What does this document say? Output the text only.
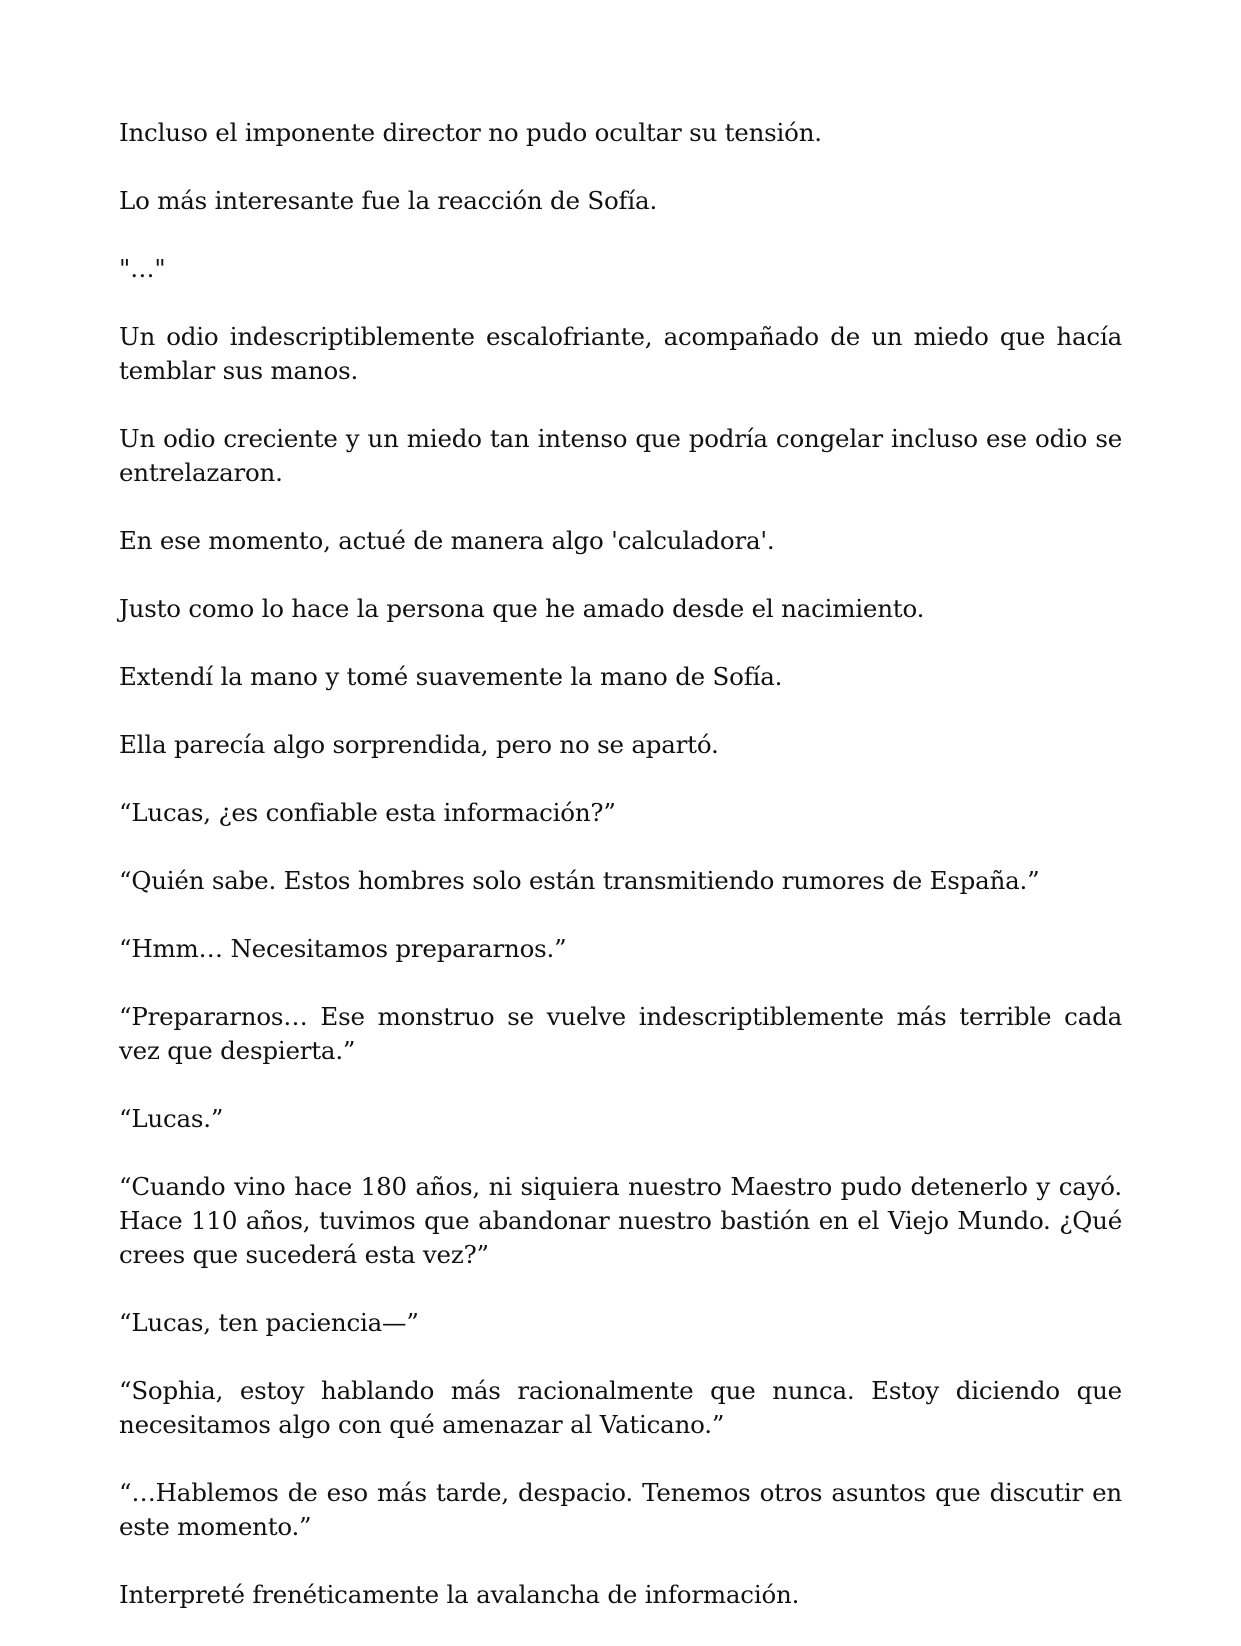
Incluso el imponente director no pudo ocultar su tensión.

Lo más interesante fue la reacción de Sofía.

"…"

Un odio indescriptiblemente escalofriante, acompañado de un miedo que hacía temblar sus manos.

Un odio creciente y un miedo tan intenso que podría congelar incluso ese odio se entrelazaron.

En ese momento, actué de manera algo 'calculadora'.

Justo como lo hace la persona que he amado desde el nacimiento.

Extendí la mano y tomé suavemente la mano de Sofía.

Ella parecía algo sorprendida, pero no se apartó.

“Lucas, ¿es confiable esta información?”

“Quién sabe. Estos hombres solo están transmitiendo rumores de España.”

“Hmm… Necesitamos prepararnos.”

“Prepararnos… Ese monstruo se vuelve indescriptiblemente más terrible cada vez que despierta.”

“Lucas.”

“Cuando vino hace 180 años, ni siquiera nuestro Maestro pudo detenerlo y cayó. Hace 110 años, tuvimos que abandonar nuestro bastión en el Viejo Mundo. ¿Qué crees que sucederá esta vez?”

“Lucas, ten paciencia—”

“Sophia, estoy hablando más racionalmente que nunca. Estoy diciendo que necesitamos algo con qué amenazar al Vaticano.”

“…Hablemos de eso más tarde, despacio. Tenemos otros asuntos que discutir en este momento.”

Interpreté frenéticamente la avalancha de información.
====
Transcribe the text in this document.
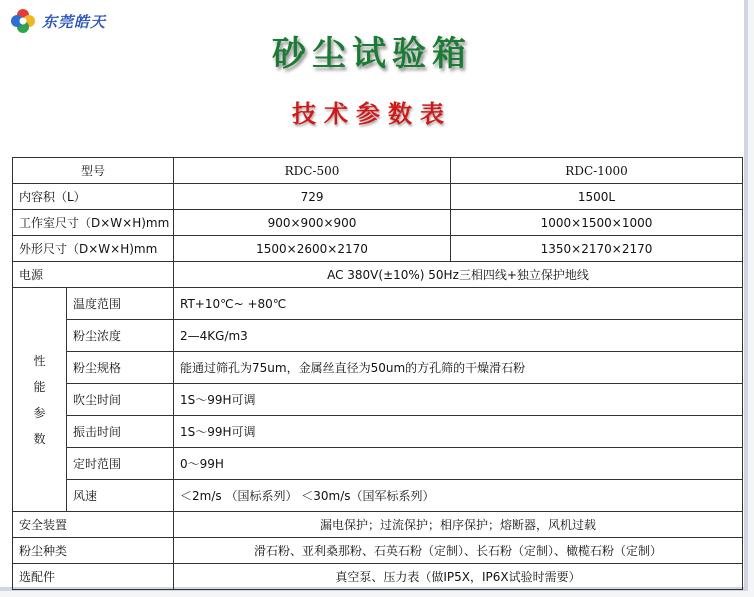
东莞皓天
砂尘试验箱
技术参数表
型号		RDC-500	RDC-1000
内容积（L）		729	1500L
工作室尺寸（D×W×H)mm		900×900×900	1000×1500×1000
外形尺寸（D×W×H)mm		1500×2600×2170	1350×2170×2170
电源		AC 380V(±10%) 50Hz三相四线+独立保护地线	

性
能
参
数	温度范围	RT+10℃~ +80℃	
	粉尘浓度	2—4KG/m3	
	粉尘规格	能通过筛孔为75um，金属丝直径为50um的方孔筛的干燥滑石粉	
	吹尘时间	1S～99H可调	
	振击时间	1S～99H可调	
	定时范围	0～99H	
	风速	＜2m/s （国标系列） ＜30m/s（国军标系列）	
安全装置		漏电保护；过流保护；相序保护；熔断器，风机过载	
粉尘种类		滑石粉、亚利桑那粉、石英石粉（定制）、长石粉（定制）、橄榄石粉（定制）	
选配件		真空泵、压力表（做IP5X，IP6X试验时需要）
====
[TO BE DONE] From the listing, copy every line where the string "pudo" appears.

[SOLUTION]
Incluso el imponente director no pudo ocultar su tensión.
“Cuando vino hace 180 años, ni siquiera nuestro Maestro pudo detenerlo y cayó. Hace 110 años, tuvimos que abandonar nuestro bastión en el Viejo Mundo. ¿Qué crees que sucederá esta vez?”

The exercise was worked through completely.